Extract every line where the string "ECMWF" appears.

Dataset excerpts:
---------------

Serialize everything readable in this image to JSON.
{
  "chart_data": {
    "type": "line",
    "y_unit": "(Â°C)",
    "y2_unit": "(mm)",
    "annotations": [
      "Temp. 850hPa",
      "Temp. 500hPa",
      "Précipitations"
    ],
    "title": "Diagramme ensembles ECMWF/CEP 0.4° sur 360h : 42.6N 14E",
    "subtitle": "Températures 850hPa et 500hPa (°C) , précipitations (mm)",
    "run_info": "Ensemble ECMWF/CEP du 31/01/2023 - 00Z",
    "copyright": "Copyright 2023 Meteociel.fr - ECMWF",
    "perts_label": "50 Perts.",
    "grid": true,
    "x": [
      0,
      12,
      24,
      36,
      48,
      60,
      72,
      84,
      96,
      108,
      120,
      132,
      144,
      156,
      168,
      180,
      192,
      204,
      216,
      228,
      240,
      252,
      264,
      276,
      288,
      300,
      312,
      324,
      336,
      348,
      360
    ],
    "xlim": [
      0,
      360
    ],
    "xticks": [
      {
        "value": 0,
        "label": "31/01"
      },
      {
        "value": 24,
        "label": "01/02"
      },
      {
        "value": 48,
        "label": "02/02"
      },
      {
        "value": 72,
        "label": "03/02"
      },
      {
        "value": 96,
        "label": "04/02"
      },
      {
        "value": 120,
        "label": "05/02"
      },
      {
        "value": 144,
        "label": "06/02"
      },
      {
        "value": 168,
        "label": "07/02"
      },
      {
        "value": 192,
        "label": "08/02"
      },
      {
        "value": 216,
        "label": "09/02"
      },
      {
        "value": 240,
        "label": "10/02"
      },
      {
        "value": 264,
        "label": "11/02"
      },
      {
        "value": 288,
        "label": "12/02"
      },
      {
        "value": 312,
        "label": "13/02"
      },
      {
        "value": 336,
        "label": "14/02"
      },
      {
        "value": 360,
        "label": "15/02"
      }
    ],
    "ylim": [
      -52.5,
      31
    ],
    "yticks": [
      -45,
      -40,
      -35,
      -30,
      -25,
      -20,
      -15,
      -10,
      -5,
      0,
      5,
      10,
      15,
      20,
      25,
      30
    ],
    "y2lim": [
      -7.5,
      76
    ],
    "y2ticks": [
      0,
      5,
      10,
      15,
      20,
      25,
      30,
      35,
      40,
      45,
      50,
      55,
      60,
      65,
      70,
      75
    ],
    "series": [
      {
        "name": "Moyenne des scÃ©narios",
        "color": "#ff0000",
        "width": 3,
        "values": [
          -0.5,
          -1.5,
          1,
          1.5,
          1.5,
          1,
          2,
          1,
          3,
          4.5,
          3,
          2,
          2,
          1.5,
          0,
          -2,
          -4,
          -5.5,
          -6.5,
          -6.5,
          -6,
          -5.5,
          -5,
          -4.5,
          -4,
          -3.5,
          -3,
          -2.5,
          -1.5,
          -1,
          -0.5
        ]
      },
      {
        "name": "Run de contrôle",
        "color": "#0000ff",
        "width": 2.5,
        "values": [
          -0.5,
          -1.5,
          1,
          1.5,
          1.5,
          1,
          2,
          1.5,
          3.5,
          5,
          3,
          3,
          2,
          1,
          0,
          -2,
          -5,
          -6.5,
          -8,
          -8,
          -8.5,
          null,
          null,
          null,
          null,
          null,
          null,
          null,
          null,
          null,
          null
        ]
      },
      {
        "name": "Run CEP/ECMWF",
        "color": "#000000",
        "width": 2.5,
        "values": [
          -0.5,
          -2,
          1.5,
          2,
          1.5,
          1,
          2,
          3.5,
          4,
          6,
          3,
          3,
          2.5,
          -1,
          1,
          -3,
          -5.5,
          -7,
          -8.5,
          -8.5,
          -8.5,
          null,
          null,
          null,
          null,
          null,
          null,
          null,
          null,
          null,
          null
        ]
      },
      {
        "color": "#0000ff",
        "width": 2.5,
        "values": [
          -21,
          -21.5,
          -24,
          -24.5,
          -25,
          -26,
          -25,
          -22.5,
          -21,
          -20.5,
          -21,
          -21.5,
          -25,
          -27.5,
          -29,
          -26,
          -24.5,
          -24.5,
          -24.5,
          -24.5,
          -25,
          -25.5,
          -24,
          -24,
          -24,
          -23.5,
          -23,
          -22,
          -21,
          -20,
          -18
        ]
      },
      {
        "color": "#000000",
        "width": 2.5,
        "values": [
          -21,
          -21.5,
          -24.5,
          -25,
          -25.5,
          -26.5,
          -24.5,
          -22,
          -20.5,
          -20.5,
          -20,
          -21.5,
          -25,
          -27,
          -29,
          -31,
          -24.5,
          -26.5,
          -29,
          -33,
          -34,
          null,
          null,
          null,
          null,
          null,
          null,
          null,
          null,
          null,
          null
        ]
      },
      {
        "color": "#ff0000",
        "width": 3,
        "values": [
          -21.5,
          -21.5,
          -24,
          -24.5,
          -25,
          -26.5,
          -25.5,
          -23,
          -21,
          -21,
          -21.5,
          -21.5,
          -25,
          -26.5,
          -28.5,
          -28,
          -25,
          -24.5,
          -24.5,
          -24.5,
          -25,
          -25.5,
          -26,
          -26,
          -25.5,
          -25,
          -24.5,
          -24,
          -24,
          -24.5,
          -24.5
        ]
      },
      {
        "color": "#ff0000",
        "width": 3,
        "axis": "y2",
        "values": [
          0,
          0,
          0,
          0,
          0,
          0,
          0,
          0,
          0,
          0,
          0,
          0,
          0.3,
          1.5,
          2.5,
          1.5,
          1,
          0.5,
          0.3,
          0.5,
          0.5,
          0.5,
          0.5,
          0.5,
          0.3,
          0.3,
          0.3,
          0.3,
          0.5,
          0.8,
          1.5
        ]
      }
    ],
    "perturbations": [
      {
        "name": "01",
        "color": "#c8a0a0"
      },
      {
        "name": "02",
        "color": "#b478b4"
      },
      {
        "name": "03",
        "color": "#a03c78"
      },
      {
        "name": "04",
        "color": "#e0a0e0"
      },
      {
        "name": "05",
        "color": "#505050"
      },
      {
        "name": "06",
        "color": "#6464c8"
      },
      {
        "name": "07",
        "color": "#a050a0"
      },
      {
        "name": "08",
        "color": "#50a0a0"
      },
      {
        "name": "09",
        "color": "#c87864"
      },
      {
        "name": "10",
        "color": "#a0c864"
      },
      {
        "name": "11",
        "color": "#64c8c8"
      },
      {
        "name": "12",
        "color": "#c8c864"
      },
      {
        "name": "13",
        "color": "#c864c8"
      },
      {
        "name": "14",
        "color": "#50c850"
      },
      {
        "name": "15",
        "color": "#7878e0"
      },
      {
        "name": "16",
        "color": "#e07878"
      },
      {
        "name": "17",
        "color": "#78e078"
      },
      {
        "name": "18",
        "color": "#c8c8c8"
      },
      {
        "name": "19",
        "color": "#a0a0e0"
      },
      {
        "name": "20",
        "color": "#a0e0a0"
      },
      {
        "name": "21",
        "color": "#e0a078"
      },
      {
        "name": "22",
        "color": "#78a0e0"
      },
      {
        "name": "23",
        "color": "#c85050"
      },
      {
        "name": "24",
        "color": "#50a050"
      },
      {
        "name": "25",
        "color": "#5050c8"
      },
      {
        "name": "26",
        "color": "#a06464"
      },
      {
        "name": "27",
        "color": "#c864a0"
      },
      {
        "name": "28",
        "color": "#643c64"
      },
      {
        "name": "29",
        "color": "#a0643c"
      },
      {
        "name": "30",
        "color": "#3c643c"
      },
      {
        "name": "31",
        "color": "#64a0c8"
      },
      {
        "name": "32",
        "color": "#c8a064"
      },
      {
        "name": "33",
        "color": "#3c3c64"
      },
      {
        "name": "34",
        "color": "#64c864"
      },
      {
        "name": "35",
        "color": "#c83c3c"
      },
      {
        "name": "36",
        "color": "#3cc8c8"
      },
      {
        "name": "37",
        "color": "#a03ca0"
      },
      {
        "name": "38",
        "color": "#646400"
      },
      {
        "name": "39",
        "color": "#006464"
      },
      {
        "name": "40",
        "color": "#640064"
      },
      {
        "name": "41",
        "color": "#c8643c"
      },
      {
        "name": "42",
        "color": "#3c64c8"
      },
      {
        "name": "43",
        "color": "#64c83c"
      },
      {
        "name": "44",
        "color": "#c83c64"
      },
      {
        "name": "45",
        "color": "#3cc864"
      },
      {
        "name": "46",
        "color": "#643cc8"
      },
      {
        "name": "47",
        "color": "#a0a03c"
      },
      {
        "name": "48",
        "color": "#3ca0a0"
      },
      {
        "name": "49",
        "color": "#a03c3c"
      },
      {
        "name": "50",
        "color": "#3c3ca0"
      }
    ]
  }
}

---------------

Finished task:
    "title": "Diagramme ensembles ECMWF/CEP 0.4° sur 360h : 42.6N 14E",
    "run_info": "Ensemble ECMWF/CEP du 31/01/2023 - 00Z",
    "copyright": "Copyright 2023 Meteociel.fr - ECMWF",
        "name": "Run CEP/ECMWF",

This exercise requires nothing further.